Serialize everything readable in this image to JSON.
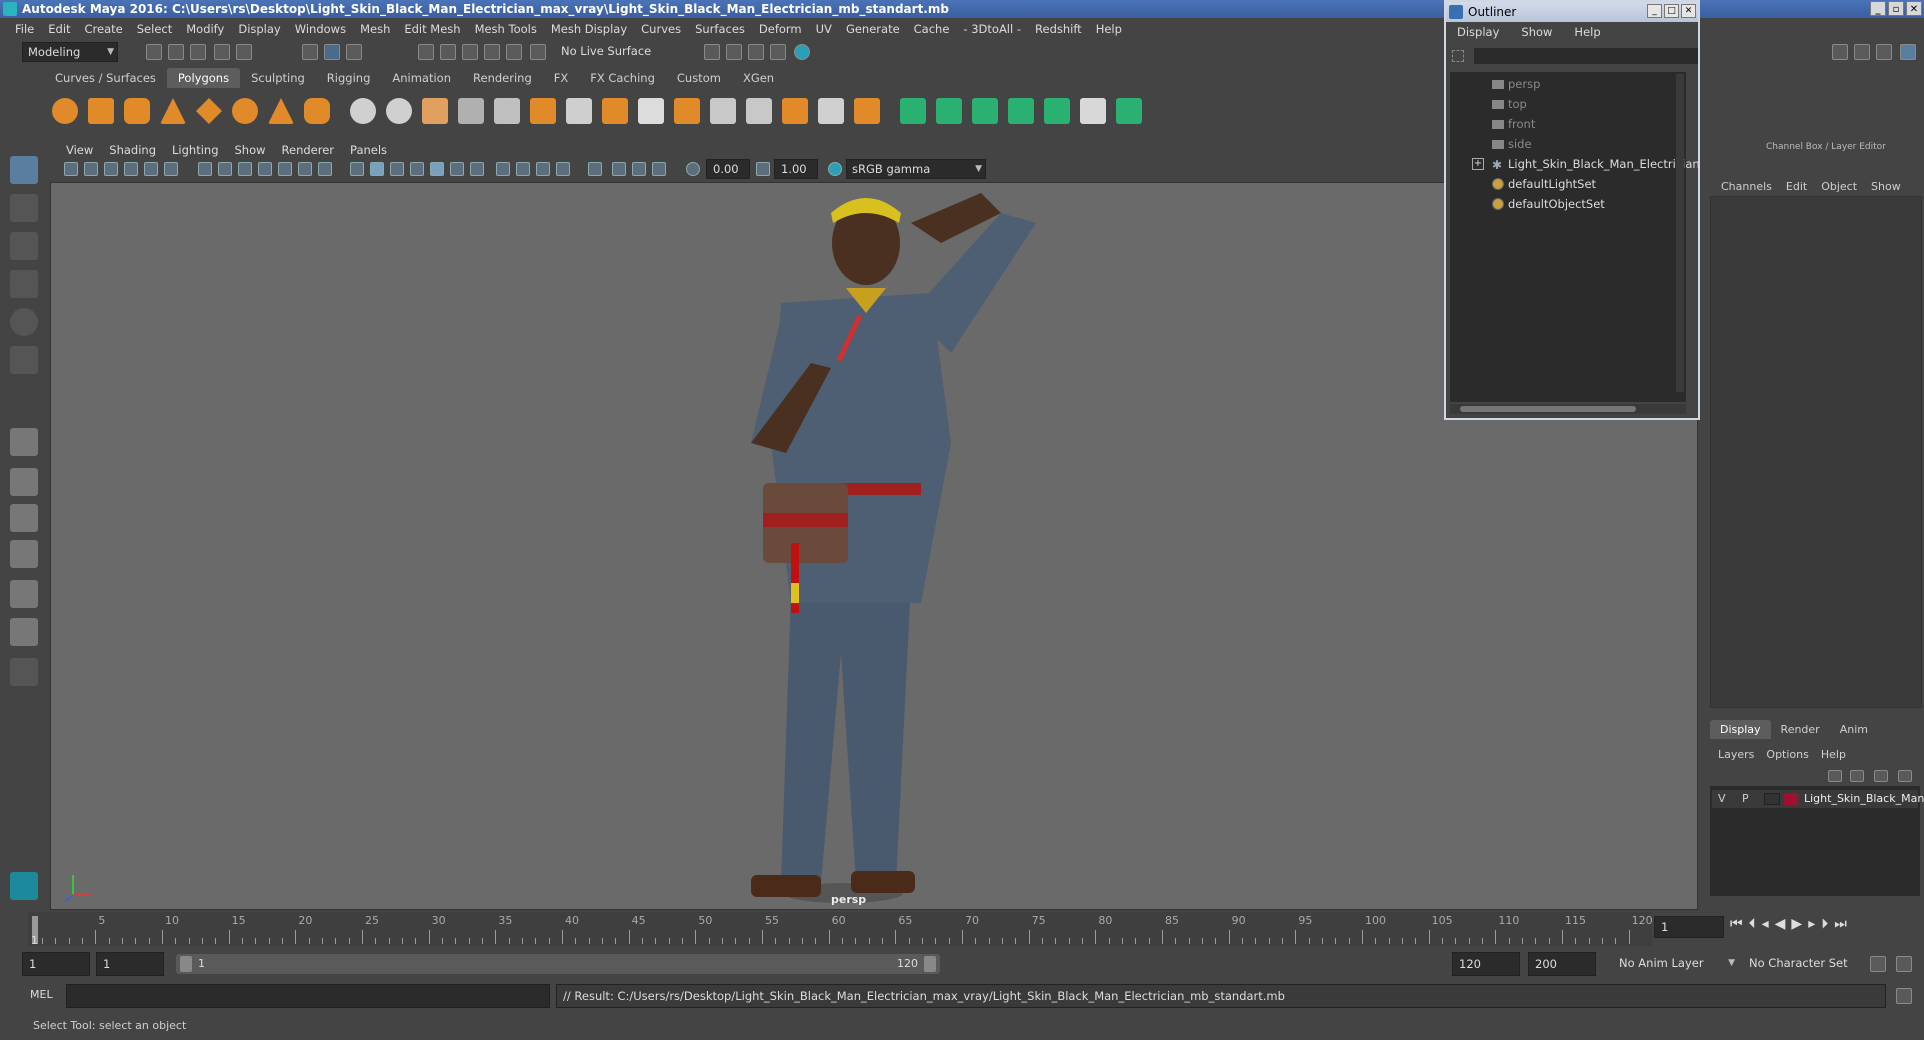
{
  "window": {
    "title": "Autodesk Maya 2016: C:\\Users\\rs\\Desktop\\Light_Skin_Black_Man_Electrician_max_vray\\Light_Skin_Black_Man_Electrician_mb_standart.mb"
  },
  "menubar": [
    "File",
    "Edit",
    "Create",
    "Select",
    "Modify",
    "Display",
    "Windows",
    "Mesh",
    "Edit Mesh",
    "Mesh Tools",
    "Mesh Display",
    "Curves",
    "Surfaces",
    "Deform",
    "UV",
    "Generate",
    "Cache",
    "- 3DtoAll -",
    "Redshift",
    "Help"
  ],
  "status": {
    "mode": "Modeling",
    "live_surface": "No Live Surface"
  },
  "shelf_tabs": [
    "Curves / Surfaces",
    "Polygons",
    "Sculpting",
    "Rigging",
    "Animation",
    "Rendering",
    "FX",
    "FX Caching",
    "Custom",
    "XGen"
  ],
  "shelf_active": "Polygons",
  "viewport": {
    "menu": [
      "View",
      "Shading",
      "Lighting",
      "Show",
      "Renderer",
      "Panels"
    ],
    "exposure": "0.00",
    "gamma": "1.00",
    "color_space": "sRGB gamma",
    "camera_label": "persp"
  },
  "outliner": {
    "title": "Outliner",
    "menu": [
      "Display",
      "Show",
      "Help"
    ],
    "items": [
      {
        "label": "persp",
        "dim": true
      },
      {
        "label": "top",
        "dim": true
      },
      {
        "label": "front",
        "dim": true
      },
      {
        "label": "side",
        "dim": true
      },
      {
        "label": "Light_Skin_Black_Man_Electrician",
        "dim": false
      },
      {
        "label": "defaultLightSet",
        "dim": false
      },
      {
        "label": "defaultObjectSet",
        "dim": false
      }
    ]
  },
  "channel_box": {
    "header": "Channel Box / Layer Editor",
    "menu": [
      "Channels",
      "Edit",
      "Object",
      "Show"
    ]
  },
  "layer_editor": {
    "tabs": [
      "Display",
      "Render",
      "Anim"
    ],
    "active_tab": "Display",
    "menu": [
      "Layers",
      "Options",
      "Help"
    ],
    "layer": {
      "v": "V",
      "p": "P",
      "name": "Light_Skin_Black_Man",
      "color": "#a01030"
    }
  },
  "timeline": {
    "ticks": [
      "5",
      "10",
      "15",
      "20",
      "25",
      "30",
      "35",
      "40",
      "45",
      "50",
      "55",
      "60",
      "65",
      "70",
      "75",
      "80",
      "85",
      "90",
      "95",
      "100",
      "105",
      "110",
      "115",
      "120"
    ],
    "start_marker": "1",
    "current_frame": "1"
  },
  "range": {
    "start": "1",
    "playback_start": "1",
    "slider_start": "1",
    "slider_end": "120",
    "playback_end": "120",
    "end": "200",
    "anim_layer": "No Anim Layer",
    "character_set": "No Character Set"
  },
  "command_line": {
    "type": "MEL",
    "result": "// Result: C:/Users/rs/Desktop/Light_Skin_Black_Man_Electrician_max_vray/Light_Skin_Black_Man_Electrician_mb_standart.mb"
  },
  "help_line": "Select Tool: select an object",
  "colors": {
    "title_bar": "#3a5fa0",
    "panel_bg": "#444444",
    "viewport_bg": "#6a6a6a",
    "field_bg": "#2b2b2b",
    "accent_layer": "#a01030"
  }
}
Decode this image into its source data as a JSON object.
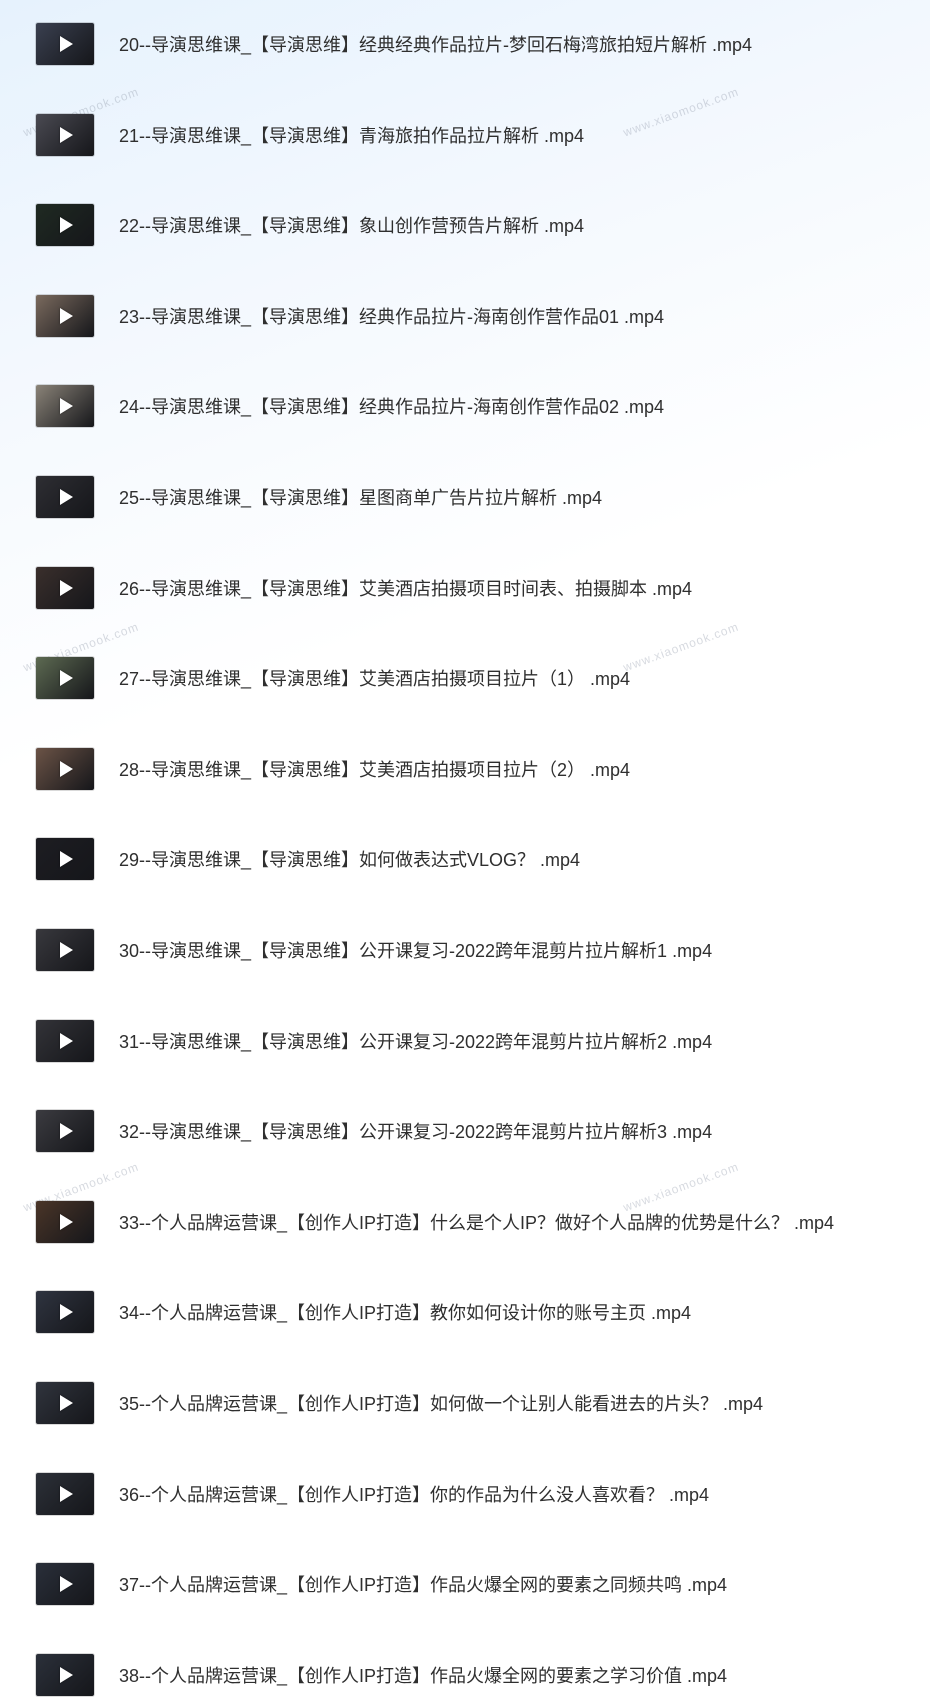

GOAL » Show every line from the entries above in which the word "Users" appears.

ANSWER TO THIS EXERCISE »
    "title": "Autodesk Maya 2016: C:\\Users\\rs\\Desktop\\Light_Skin_Black_Man_Electrician_max_vray\\Light_Skin_Black_Man_Electrician_mb_standart.mb"
    "result": "// Result: C:/Users/rs/Desktop/Light_Skin_Black_Man_Electrician_max_vray/Light_Skin_Black_Man_Electrician_mb_standart.mb"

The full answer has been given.